→ **Text**:
══════════════════════════════

Well, the Canon kit lens typically only costs around $100 if purchased with the camera, so you can probably easily get your money back when you decide to upgrade.  If the lens was being purchased separately at twice the price, though, I agree that it may not make sense. It may be better to keep the lens and bundle it for sale with the camera body if upgrading that in the future.

I sold my Sigma 17-70mm lens as part of a bundle with my old Rebel XT, and later sold the 70-300mm IS for $400 to a co-worker (probably could have got another $50 - $75 online, but this sale was hassle-free).

The advantage of starting with the inexpensive kit lens is a dSLR newcomer can learn the camera and which lenses he/she needs before spending a lot of money upfront and possibly buying the wrong lenses for his/her use. The disadvantage is many people will quickly outgrow the kit lens and want something else -- although when we travel I see a lot of dSLR users with the kit lens and their camera set to the automatic "green box" mode, because they have no idea how to use a real camera. For those people, the kit lens maybe all they will ever need.

 

Getting the 18-55 kit lens bundled in for $100 is fine -- you have to have some kind of lens to shoot afterall, and usually, a widezoom is a necessity for a starter.   I was refering to any additional lenses like the 55-250 IS, which is also a kit-level lens.  That to me doesn't make much sense to get unless you really don't think you'll ever want to upgrade, which is the case for most(?) casual users.  But if your intention is not to be just a typical casual user, then you're probably better off saving up for something much better instead while you work w/ that 18-55 (or anything else you might happen to already have).

I can't imagine the 55-250 IS would sell well in the used market.  And if the 70-200 f/4L IS is what you really want, there's not much point in getting the 70-300 IS first, IMHO -- just save up for the one you actually want.  However, I'd add that there may be some instances where overlap is fine, eg. owning both a 70-200 f/2.8L IS and some reasonably affordable primes for instance (or a lighter weight telezoom for when you really cannot lug the extra weight).  I just wouldn't recommend buying something knowing that you'll likely want to replace it w/ something better as soon as the funds become available.  If you think you'll end up wanting to keep and use both, that would be different.

Also, although quality lenses can be resold w/out losing too much $$$ (at least for now), I don't think it's a great idea to depend on that too much when buying a brand new lens.

══════════════════════════════

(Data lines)
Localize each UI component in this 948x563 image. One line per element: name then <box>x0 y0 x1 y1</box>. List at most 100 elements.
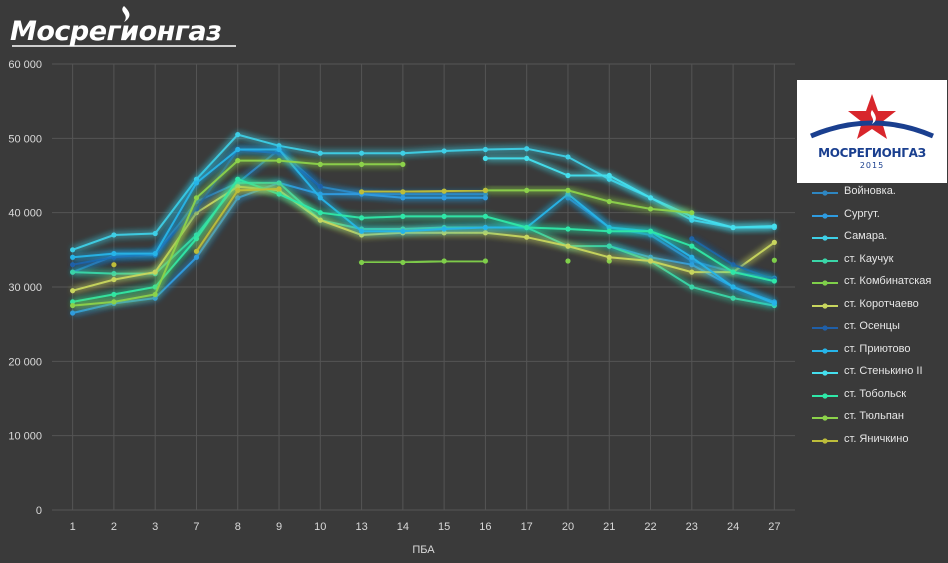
legend-swatch <box>812 257 838 264</box>
data-point <box>70 299 76 305</box>
data-point <box>400 189 406 195</box>
x-axis-label: ПБА <box>412 544 435 556</box>
data-point <box>358 150 365 156</box>
data-point <box>400 259 406 266</box>
legend-label: ст. Осенцы <box>844 320 900 332</box>
data-point <box>689 284 695 290</box>
data-point <box>358 215 365 221</box>
data-point <box>482 224 489 231</box>
series-12 <box>111 186 489 268</box>
data-point <box>235 146 241 153</box>
data-point <box>276 143 282 149</box>
data-point <box>565 187 571 193</box>
x-tick-label: 16 <box>479 521 491 533</box>
data-point <box>689 269 695 275</box>
data-point <box>276 186 282 192</box>
data-point <box>565 191 571 197</box>
legend-item: ст. Каучук <box>810 252 948 275</box>
legend-item: Войновка. <box>810 184 948 207</box>
legend-label: ст. Каучук <box>844 252 894 265</box>
data-point <box>70 262 76 268</box>
data-point <box>482 195 489 201</box>
data-point <box>482 213 489 219</box>
data-point <box>317 195 323 201</box>
data-point <box>441 213 447 219</box>
data-point <box>524 146 530 152</box>
x-tick-label: 23 <box>686 521 698 533</box>
data-point <box>70 254 76 260</box>
series-5 <box>358 257 777 266</box>
series-layer <box>70 132 777 316</box>
data-point <box>647 206 654 212</box>
brand-logo-text: Мосрегионгаз <box>10 16 222 47</box>
data-point <box>730 224 736 231</box>
x-tick-label: 2 <box>111 521 117 533</box>
legend-swatch <box>812 190 838 196</box>
data-point <box>358 161 365 167</box>
data-point <box>524 224 530 231</box>
data-point <box>358 189 365 195</box>
legend-label: ст. Стенькино II <box>844 365 923 377</box>
legend-label: ст. Коротчаево <box>844 297 919 310</box>
legend-item: Самара. <box>810 229 948 252</box>
data-point <box>70 310 76 316</box>
data-point <box>689 243 695 249</box>
data-point <box>400 195 406 201</box>
legend-swatch <box>812 235 838 241</box>
data-point <box>689 254 695 260</box>
data-point <box>193 176 200 182</box>
series-7 <box>70 146 777 283</box>
series-10 <box>70 176 777 305</box>
series-line <box>361 260 486 264</box>
legend-item: ст. Яничкино <box>810 432 948 455</box>
legend-label: ст. Комбинатская <box>844 275 932 287</box>
data-point <box>152 295 158 301</box>
data-point <box>482 155 489 162</box>
legend-swatch <box>812 392 838 399</box>
data-point <box>771 278 777 284</box>
legend-swatch <box>812 280 838 286</box>
data-point <box>111 254 117 260</box>
x-tick-label: 3 <box>152 521 158 533</box>
data-point <box>400 161 406 167</box>
data-point <box>70 269 76 275</box>
legend-swatch <box>812 325 838 331</box>
data-point <box>152 269 158 275</box>
series-line <box>361 189 486 193</box>
data-point <box>193 180 200 186</box>
data-point <box>235 184 241 190</box>
brand-logo-box: МОСРЕГИОНГАЗ 2015 <box>797 80 947 183</box>
legend-item: ст. Стенькино II <box>810 364 948 387</box>
data-point <box>565 226 571 232</box>
data-point <box>358 228 365 234</box>
data-point <box>482 187 489 193</box>
data-point <box>482 258 489 264</box>
data-point <box>317 161 323 167</box>
brand-logo-top: Мосрегионгаз <box>4 2 240 52</box>
x-tick-label: 15 <box>438 521 450 533</box>
data-point <box>565 195 571 201</box>
data-point <box>193 236 200 242</box>
legend-swatch <box>812 347 838 354</box>
data-point <box>730 262 736 268</box>
legend-label: ст. Тюльпан <box>844 410 904 422</box>
data-point <box>235 195 241 201</box>
y-tick-label: 30 000 <box>8 282 42 294</box>
data-point <box>441 230 447 236</box>
data-point <box>111 299 117 305</box>
chart-legend: Войновка. Сургут. Самара. ст. Каучук ст. Ком… <box>810 184 948 454</box>
brand-logo-year: 2015 <box>859 161 885 170</box>
legend-item: ст. Коротчаево <box>810 297 948 320</box>
data-point <box>152 250 158 257</box>
legend-swatch <box>812 212 838 219</box>
data-point <box>647 228 654 234</box>
y-tick-label: 50 000 <box>8 133 42 145</box>
x-tick-label: 20 <box>562 521 574 533</box>
data-point <box>152 291 158 298</box>
data-point <box>111 276 117 283</box>
data-point <box>771 223 777 229</box>
legend-label: Войновка. <box>844 185 896 197</box>
series-line <box>485 157 775 229</box>
legend-swatch <box>812 302 838 309</box>
data-point <box>317 184 323 190</box>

══════════════════════════════

→ **Your tasks**:
1 – In the lens discussion, about how much does the Canon kit lens usually cost when bought with the camera?
2 – Print everything in the lens discussion from "Also, although quality" down to "brand new lens.".
The entries aren't needed here.

→ **Solutions to each task**:
1 – Around $100.

2 –
Also, although quality lenses can be resold w/out losing too much $$$ (at least for now), I don't think it's a great idea to depend on that too much when buying a brand new lens.